# Given problem
Find the lines containing the word "that" and copy every one of them.

Dataset entries:
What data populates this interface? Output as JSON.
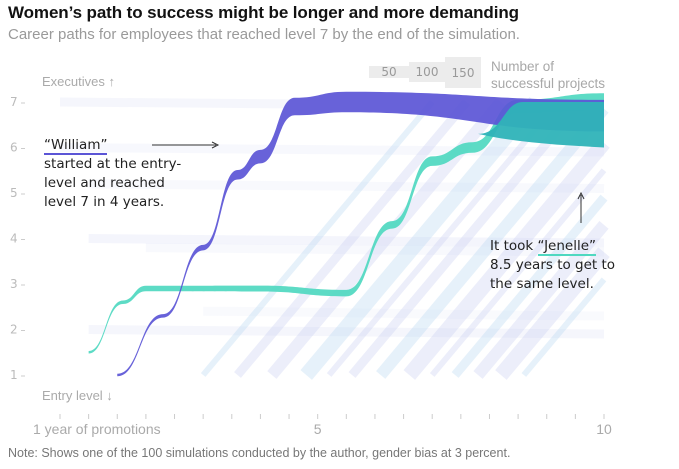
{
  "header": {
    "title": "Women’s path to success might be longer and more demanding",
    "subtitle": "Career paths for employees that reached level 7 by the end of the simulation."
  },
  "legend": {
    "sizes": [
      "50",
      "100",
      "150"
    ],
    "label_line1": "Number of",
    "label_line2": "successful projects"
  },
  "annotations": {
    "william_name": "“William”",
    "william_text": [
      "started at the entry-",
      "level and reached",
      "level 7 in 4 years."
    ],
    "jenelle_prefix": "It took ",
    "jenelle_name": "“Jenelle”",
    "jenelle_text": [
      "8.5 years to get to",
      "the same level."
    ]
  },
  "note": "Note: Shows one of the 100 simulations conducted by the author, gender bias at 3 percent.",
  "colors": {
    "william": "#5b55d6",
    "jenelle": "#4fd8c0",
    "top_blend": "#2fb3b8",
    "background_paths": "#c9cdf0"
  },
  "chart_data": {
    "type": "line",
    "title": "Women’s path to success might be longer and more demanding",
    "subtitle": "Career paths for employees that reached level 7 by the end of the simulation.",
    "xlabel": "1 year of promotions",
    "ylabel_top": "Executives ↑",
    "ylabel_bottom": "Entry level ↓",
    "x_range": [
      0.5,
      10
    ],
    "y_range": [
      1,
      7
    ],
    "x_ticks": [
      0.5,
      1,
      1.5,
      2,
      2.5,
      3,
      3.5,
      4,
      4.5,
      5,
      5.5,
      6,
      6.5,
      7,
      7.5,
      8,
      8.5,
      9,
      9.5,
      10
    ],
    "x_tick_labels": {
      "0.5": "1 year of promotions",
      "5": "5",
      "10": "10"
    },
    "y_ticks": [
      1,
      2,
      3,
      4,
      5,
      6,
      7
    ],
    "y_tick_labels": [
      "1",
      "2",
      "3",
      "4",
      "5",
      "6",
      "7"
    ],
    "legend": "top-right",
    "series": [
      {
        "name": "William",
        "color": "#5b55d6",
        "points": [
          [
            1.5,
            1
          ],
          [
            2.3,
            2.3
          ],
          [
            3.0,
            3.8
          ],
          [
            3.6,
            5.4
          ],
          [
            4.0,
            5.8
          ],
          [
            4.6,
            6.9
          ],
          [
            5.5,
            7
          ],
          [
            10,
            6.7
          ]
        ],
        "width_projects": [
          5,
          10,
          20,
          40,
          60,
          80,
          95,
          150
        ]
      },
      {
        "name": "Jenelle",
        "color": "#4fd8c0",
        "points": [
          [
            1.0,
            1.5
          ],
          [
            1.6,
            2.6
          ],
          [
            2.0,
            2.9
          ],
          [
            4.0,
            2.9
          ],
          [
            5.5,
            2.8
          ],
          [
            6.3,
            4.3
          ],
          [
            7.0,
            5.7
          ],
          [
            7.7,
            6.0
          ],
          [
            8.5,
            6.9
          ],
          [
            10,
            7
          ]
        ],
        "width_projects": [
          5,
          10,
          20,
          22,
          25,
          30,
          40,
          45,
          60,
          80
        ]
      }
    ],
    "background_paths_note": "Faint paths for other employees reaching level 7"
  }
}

...

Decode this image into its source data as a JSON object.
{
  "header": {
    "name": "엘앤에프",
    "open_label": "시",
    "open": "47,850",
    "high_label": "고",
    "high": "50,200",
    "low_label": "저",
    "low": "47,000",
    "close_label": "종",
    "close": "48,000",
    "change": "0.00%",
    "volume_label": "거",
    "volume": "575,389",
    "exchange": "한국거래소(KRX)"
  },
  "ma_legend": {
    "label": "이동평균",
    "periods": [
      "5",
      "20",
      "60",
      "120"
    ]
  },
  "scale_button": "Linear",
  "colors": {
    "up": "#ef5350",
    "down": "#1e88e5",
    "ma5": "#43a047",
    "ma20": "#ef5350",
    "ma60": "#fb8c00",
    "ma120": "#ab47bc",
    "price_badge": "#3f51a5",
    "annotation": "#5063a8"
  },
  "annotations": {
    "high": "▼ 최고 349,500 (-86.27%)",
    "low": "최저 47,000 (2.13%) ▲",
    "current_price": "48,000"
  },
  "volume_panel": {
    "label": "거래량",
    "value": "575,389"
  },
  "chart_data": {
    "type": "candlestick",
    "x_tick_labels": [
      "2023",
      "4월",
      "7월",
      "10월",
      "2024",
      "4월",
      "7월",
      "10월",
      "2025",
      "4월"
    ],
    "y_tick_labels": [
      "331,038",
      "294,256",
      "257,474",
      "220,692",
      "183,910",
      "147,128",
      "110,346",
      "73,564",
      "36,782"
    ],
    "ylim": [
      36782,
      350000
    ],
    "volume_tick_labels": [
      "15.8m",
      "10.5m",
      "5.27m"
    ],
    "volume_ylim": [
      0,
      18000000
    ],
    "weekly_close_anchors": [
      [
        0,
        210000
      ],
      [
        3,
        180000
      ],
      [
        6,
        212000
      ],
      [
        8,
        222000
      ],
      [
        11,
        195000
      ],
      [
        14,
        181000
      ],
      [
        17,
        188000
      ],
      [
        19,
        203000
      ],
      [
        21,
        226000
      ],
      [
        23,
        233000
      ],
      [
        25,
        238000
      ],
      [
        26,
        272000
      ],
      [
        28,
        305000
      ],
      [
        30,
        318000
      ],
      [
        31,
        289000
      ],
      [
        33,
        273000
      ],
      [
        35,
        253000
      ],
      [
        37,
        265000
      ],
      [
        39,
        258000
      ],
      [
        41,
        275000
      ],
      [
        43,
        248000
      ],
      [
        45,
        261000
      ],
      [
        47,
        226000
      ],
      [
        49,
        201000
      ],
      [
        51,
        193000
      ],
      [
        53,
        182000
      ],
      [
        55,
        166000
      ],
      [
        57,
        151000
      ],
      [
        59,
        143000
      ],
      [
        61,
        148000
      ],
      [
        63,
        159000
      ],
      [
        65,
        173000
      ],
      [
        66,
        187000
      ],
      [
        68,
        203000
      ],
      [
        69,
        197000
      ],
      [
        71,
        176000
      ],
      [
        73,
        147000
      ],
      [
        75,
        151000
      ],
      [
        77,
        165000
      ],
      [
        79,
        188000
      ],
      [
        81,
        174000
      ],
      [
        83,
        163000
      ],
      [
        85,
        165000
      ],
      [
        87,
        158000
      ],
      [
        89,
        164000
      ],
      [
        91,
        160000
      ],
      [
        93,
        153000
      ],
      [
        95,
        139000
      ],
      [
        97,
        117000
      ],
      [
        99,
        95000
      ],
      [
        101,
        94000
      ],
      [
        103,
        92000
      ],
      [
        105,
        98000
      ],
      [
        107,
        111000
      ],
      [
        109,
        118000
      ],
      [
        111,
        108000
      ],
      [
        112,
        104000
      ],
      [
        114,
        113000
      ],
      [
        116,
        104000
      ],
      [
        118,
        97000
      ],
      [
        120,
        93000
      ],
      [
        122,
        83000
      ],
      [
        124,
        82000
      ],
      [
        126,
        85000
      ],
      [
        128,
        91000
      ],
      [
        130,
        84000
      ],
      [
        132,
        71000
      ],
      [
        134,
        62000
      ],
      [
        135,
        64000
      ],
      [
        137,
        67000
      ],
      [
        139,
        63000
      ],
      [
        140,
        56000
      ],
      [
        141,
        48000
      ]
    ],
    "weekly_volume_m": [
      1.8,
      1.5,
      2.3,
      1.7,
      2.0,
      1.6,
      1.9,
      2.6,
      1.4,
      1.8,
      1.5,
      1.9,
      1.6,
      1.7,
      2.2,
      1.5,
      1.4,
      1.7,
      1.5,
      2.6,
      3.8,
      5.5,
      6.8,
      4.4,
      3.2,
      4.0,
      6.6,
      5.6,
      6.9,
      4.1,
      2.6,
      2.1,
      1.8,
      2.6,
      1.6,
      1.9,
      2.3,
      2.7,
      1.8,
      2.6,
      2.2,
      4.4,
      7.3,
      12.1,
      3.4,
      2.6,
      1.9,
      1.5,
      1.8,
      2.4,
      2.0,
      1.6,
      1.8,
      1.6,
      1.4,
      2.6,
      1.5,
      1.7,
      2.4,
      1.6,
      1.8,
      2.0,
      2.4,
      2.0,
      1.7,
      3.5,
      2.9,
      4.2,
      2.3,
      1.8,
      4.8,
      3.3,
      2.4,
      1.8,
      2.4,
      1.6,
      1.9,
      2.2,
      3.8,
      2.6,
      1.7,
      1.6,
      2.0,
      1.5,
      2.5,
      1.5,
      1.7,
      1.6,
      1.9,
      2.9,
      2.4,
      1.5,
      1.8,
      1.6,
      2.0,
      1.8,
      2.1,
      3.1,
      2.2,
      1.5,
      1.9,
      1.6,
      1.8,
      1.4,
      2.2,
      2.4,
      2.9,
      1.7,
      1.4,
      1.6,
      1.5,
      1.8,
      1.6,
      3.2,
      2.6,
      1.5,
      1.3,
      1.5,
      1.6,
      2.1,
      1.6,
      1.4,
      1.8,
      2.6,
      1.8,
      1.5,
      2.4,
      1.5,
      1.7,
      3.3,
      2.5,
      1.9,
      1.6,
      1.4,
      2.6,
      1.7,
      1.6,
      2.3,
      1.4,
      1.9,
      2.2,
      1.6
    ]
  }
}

# Answer to the exercise
    "subtitle": "Career paths for employees that reached level 7 by the end of the simulation."
    "subtitle": "Career paths for employees that reached level 7 by the end of the simulation.",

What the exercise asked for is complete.